# [Problem to work on]
Return each line holding the string "ассигнования".

# [Task material]
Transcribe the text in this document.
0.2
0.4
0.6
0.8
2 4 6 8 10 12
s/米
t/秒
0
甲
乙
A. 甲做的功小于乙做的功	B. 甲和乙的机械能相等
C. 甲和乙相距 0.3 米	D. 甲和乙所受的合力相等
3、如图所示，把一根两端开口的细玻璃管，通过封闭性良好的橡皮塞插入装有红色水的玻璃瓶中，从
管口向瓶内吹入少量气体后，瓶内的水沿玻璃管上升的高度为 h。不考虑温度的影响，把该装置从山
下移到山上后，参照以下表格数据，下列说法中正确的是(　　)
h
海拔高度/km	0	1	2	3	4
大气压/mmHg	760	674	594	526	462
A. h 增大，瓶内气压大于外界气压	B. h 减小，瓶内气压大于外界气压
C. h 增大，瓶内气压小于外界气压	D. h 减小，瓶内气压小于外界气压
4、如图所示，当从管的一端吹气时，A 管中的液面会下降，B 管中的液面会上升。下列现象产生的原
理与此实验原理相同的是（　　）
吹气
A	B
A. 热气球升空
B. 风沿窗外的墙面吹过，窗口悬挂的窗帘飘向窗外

==

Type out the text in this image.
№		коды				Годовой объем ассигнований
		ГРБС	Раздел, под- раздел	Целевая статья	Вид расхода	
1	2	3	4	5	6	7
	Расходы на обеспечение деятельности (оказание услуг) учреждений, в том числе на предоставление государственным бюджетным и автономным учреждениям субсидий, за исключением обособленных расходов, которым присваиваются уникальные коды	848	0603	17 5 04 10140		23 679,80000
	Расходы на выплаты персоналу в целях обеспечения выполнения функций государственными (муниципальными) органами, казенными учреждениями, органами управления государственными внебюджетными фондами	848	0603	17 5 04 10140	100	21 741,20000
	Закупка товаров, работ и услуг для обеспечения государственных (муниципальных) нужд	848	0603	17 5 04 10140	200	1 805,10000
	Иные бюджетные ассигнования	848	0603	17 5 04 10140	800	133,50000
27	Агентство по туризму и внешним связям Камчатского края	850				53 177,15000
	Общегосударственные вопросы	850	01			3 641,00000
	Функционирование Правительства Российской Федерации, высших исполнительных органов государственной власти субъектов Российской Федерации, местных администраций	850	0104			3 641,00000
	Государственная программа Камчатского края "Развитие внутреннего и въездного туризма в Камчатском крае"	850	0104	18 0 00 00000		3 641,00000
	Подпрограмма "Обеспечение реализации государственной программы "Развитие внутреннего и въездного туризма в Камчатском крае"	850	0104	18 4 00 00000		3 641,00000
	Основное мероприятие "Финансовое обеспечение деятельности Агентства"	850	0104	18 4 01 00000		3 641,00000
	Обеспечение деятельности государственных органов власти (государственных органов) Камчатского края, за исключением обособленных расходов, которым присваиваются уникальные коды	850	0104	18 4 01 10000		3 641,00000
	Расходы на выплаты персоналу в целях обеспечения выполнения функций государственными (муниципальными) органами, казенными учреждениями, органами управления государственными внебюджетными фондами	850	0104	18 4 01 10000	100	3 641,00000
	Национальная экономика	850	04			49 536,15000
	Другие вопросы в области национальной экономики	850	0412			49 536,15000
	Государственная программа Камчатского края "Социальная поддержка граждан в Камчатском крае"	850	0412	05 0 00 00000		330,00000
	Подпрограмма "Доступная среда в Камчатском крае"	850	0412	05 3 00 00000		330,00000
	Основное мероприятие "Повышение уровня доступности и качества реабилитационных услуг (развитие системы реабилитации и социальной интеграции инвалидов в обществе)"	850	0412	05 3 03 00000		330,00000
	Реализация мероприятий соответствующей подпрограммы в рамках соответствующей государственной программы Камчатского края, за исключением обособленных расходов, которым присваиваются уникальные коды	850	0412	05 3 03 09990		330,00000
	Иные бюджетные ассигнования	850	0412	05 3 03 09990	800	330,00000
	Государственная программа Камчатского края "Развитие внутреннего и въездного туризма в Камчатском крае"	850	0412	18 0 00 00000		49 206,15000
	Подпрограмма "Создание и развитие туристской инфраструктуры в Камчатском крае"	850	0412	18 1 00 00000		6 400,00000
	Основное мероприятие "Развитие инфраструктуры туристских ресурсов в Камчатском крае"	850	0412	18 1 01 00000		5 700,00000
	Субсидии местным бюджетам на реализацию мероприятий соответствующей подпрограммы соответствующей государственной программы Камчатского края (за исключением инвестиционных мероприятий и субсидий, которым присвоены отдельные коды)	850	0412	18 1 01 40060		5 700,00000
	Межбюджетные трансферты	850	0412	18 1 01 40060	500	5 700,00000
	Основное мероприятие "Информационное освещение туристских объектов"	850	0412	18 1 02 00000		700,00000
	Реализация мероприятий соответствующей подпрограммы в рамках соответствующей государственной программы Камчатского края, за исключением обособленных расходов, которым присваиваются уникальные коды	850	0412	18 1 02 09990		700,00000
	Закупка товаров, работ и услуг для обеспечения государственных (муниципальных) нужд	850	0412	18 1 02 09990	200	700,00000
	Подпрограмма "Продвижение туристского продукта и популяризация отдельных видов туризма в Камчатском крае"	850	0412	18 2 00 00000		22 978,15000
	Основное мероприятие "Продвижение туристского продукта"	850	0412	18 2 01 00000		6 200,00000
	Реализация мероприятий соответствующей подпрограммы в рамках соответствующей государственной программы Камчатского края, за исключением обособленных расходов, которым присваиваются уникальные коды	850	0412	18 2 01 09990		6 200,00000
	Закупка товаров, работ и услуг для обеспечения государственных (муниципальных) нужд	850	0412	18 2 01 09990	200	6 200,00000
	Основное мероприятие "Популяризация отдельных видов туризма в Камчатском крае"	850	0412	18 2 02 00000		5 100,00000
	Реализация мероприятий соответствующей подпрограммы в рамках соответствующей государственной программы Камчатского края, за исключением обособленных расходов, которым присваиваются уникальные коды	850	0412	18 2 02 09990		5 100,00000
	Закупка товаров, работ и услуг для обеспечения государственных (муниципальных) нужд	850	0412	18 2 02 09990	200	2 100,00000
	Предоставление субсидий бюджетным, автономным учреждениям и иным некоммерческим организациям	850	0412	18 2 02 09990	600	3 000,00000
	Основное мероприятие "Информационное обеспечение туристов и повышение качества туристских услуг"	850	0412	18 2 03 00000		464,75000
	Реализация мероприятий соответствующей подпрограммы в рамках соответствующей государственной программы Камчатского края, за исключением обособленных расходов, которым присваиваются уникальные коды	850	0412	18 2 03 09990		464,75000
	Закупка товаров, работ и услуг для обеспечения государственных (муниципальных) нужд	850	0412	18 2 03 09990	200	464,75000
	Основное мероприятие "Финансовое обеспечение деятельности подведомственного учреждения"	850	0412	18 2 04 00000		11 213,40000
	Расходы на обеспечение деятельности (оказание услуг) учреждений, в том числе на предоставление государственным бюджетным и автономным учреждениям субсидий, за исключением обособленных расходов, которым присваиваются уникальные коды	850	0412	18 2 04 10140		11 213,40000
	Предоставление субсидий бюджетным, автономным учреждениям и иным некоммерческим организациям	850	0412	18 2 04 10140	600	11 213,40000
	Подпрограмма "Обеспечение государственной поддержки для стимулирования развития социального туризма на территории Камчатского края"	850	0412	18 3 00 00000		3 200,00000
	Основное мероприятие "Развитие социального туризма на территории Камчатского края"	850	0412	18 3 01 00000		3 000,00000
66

# [Expected output]
	Иные бюджетные ассигнования	848	0603	17 5 04 10140	800	133,50000
	Иные бюджетные ассигнования	850	0412	05 3 03 09990	800	330,00000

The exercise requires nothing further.